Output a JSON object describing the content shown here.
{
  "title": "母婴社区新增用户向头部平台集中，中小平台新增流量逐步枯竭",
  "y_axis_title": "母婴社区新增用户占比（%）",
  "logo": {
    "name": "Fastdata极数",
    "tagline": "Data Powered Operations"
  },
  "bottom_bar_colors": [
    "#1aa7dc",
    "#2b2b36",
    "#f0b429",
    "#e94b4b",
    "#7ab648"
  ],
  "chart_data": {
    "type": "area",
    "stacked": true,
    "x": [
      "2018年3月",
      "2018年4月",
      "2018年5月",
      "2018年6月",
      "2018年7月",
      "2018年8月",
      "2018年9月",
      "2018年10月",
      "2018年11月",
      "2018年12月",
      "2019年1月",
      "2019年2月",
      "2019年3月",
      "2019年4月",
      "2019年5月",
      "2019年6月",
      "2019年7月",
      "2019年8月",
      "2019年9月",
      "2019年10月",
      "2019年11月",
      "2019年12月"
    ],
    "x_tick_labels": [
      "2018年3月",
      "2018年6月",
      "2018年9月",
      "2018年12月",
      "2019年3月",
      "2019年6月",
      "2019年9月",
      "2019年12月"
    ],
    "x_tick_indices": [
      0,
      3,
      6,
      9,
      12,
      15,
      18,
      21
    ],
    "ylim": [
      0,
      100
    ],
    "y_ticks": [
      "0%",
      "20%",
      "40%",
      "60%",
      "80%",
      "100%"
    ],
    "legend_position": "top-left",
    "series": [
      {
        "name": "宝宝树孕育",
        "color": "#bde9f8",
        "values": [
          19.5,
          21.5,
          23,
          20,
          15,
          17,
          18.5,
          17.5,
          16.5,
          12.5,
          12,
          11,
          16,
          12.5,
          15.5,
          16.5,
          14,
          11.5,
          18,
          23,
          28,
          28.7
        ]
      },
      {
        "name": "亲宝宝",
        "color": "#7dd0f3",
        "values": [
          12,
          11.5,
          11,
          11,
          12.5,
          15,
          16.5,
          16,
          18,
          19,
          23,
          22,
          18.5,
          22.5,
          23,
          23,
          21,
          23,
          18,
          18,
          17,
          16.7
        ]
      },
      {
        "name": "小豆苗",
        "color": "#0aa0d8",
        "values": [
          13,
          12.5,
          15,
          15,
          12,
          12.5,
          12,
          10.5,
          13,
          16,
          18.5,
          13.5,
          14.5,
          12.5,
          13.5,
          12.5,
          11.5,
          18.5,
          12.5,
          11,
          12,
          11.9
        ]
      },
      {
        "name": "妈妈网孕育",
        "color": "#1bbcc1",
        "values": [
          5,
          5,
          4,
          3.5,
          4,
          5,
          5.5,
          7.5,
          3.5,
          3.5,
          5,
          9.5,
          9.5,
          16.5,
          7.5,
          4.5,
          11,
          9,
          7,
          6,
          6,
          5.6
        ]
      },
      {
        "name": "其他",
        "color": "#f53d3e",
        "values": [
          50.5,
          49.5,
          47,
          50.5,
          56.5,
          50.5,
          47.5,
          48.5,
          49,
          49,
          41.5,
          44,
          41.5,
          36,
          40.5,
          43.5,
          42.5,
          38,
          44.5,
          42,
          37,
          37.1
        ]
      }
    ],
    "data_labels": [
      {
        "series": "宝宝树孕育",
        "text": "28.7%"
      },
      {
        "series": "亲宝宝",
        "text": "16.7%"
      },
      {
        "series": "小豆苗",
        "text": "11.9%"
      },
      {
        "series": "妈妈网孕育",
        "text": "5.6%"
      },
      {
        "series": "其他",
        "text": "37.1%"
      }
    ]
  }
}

WHAT THE EXERCISE ASKS: Reproduce each entry word for word.

TASK SOLUTION:
Output a JSON object describing the content shown here.
{
  "title": "母婴社区新增用户向头部平台集中，中小平台新增流量逐步枯竭",
  "y_axis_title": "母婴社区新增用户占比（%）",
  "logo": {
    "name": "Fastdata极数",
    "tagline": "Data Powered Operations"
  },
  "bottom_bar_colors": [
    "#1aa7dc",
    "#2b2b36",
    "#f0b429",
    "#e94b4b",
    "#7ab648"
  ],
  "chart_data": {
    "type": "area",
    "stacked": true,
    "x": [
      "2018年3月",
      "2018年4月",
      "2018年5月",
      "2018年6月",
      "2018年7月",
      "2018年8月",
      "2018年9月",
      "2018年10月",
      "2018年11月",
      "2018年12月",
      "2019年1月",
      "2019年2月",
      "2019年3月",
      "2019年4月",
      "2019年5月",
      "2019年6月",
      "2019年7月",
      "2019年8月",
      "2019年9月",
      "2019年10月",
      "2019年11月",
      "2019年12月"
    ],
    "x_tick_labels": [
      "2018年3月",
      "2018年6月",
      "2018年9月",
      "2018年12月",
      "2019年3月",
      "2019年6月",
      "2019年9月",
      "2019年12月"
    ],
    "x_tick_indices": [
      0,
      3,
      6,
      9,
      12,
      15,
      18,
      21
    ],
    "ylim": [
      0,
      100
    ],
    "y_ticks": [
      "0%",
      "20%",
      "40%",
      "60%",
      "80%",
      "100%"
    ],
    "legend_position": "top-left",
    "series": [
      {
        "name": "宝宝树孕育",
        "color": "#bde9f8",
        "values": [
          19.5,
          21.5,
          23,
          20,
          15,
          17,
          18.5,
          17.5,
          16.5,
          12.5,
          12,
          11,
          16,
          12.5,
          15.5,
          16.5,
          14,
          11.5,
          18,
          23,
          28,
          28.7
        ]
      },
      {
        "name": "亲宝宝",
        "color": "#7dd0f3",
        "values": [
          12,
          11.5,
          11,
          11,
          12.5,
          15,
          16.5,
          16,
          18,
          19,
          23,
          22,
          18.5,
          22.5,
          23,
          23,
          21,
          23,
          18,
          18,
          17,
          16.7
        ]
      },
      {
        "name": "小豆苗",
        "color": "#0aa0d8",
        "values": [
          13,
          12.5,
          15,
          15,
          12,
          12.5,
          12,
          10.5,
          13,
          16,
          18.5,
          13.5,
          14.5,
          12.5,
          13.5,
          12.5,
          11.5,
          18.5,
          12.5,
          11,
          12,
          11.9
        ]
      },
      {
        "name": "妈妈网孕育",
        "color": "#1bbcc1",
        "values": [
          5,
          5,
          4,
          3.5,
          4,
          5,
          5.5,
          7.5,
          3.5,
          3.5,
          5,
          9.5,
          9.5,
          16.5,
          7.5,
          4.5,
          11,
          9,
          7,
          6,
          6,
          5.6
        ]
      },
      {
        "name": "其他",
        "color": "#f53d3e",
        "values": [
          50.5,
          49.5,
          47,
          50.5,
          56.5,
          50.5,
          47.5,
          48.5,
          49,
          49,
          41.5,
          44,
          41.5,
          36,
          40.5,
          43.5,
          42.5,
          38,
          44.5,
          42,
          37,
          37.1
        ]
      }
    ],
    "data_labels": [
      {
        "series": "宝宝树孕育",
        "text": "28.7%"
      },
      {
        "series": "亲宝宝",
        "text": "16.7%"
      },
      {
        "series": "小豆苗",
        "text": "11.9%"
      },
      {
        "series": "妈妈网孕育",
        "text": "5.6%"
      },
      {
        "series": "其他",
        "text": "37.1%"
      }
    ]
  }
}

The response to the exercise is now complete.